▸ EXCERPTED TEXT
● ● ● ●
Note that for any $i$, we can construct a $z_i$
with $z_i\in I_j$ for $j\neq i$ and $z_i+I_i=1+I_i$ via the same procedure.

 Define $\phi:R\rightarrow\bigoplus R/I_i$
by $\phi(a)=(a+I_1,\ldots,a+I_n)$. The kernel of $\phi$ is
$\bigcap_{i=1}^n I_i$, because $a+I_i=0+I_i$ iff $a\in I_i$, so that
$\phi(a)=(0+I_1,\ldots,0+I_n)$ iff $a\in I_i$ for all $i$, that is,
$a\in\bigcap_{i=1}^n I_i$. Combined with our previous result, the kernel
of $\phi$ is $\prod_{i=1}^n I_i$.

Finally, recall that we constructed
$z_i\in R$ such that $z_i+I_i=1+I_i$, and $z+I_j=0+I_j$ for all $j\neq
i$, so that $\phi(z_i)=(0+I_1,\ldots,1+I_{i},\ldots,0+I_n)$. Thus,
$\phi(a_1z_1+\cdots+a_nz_n)=(a_1+I_1,\ldots,a_n+I_n)$ for all $a_i\in R$,
so that $\phi$ is onto. By the first isomorphism theorem, we have that
$R/I_1\cdots I_n\simeq \bigoplus_{i=1}^nR/I_i$.   \\

\end{proof} 

\section{Some special classes of domains}

\subsection{Principal ideal domains}

\begin{definition} 
A ring $R$ is a \textbf{principal ideal domain} or \textbf{PID} if $R \neq 0$, $R$ is not a
field, $R$ is a domain, and every ideal of $R$ is principal.
\end{definition} 

These have the next simplest theory of ideals.
Each ideal is very simple---it's principal---though there might be a lot of ideals.

\begin{example} 
$\mathbb{Z}$ is a PID. The only nontrivial fact to check here is that:
\begin{proposition} 
Any nonzero ideal $I \subset \mathbb{Z}$ is principal.
\end{proposition} 
\begin{proof} 
If $I = (0)$, then this is obvious.  Else there is $n \in I -
\left\{0\right\}$; we can assume $n>0$.  Choose $n \in I$ as small as possible and
positive. Then  I claim that the ideal $I$ is generated by $(n)$. Indeed, we have $(n)
\subset I$ obviously. If $m \in I$ is another integer, then divide $m$ by $n$,
to find $m = nb + r$ for $r \in [0, n)$. We find that $r \in I$ and $0 \leq r <
n$, so $r=0$, and $m$ is divisible by $n$. And $I \subset (n)$. 

So $I = (n)$.
\end{proof} 
\end{example} 

A module $M$ is said to be \emph{finitely generated} if there exist elements
$x_1, \dots, x_n \in M$ such that any element of $M$ is a linear combination
(with coefficients in $R$) of the $x_i$. (We shall define this more formally
below.)
● ● ● ●
▸ LISTED RECORDS

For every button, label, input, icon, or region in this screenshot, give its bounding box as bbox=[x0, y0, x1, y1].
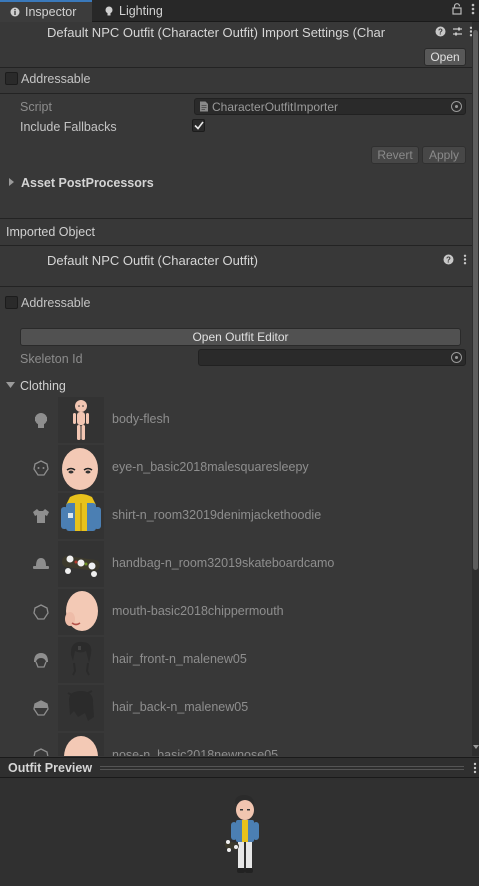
● ● ● ●
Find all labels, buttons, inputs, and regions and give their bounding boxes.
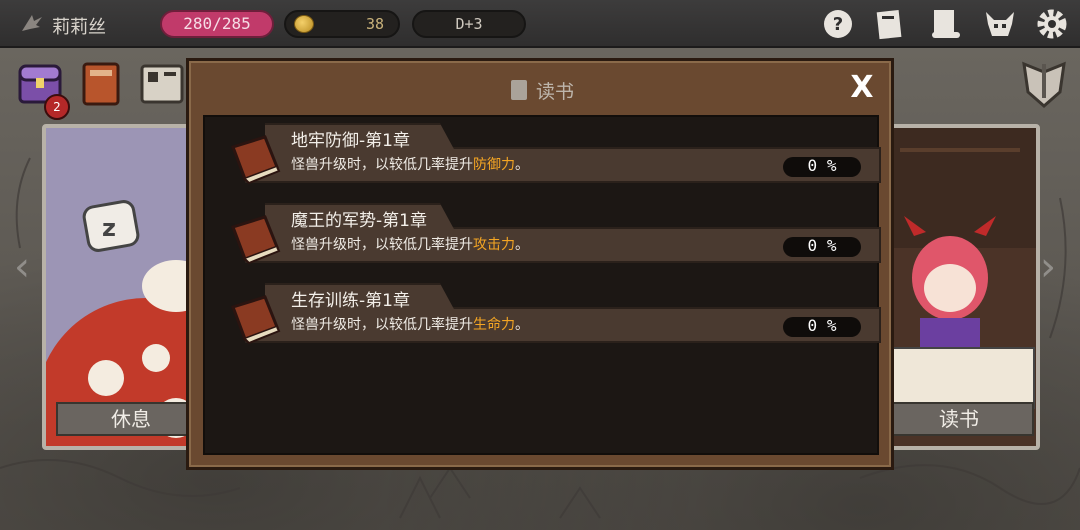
● ● ● ●
▸ WRITTEN INSTRUCTION
Please continue the notes on ideals and principal ideal domains, starting after their final sentence.

▸ RIGHT ANSWER
One reason that PIDs are so convenient is:

\begin{theorem}[Structure theorem] \label{structurePID} 
If $M$ is a finitely generated module over a principal ideal domain $R$, then
$M$ is isomorphic to a direct sum
\[ M \simeq \bigoplus_{i=1}^n R/a_i,  \]
for various $a_i \in R$ (possibly zero).
\end{theorem} 

\add{at some point, the proof should be added. This is important!}

\subsection{Unique factorization domains}

The integers $\mathbb{Z}$ are especially nice because of the fundamental
theorem of arithmetic, which states that every integer has a unique
factorization into primes. This is not true for every integral domain.

\begin{definition} 
An element of a domain $R$ is \textbf{irreducible} if it cannot be written
as the product of two non-unit elements of $R$.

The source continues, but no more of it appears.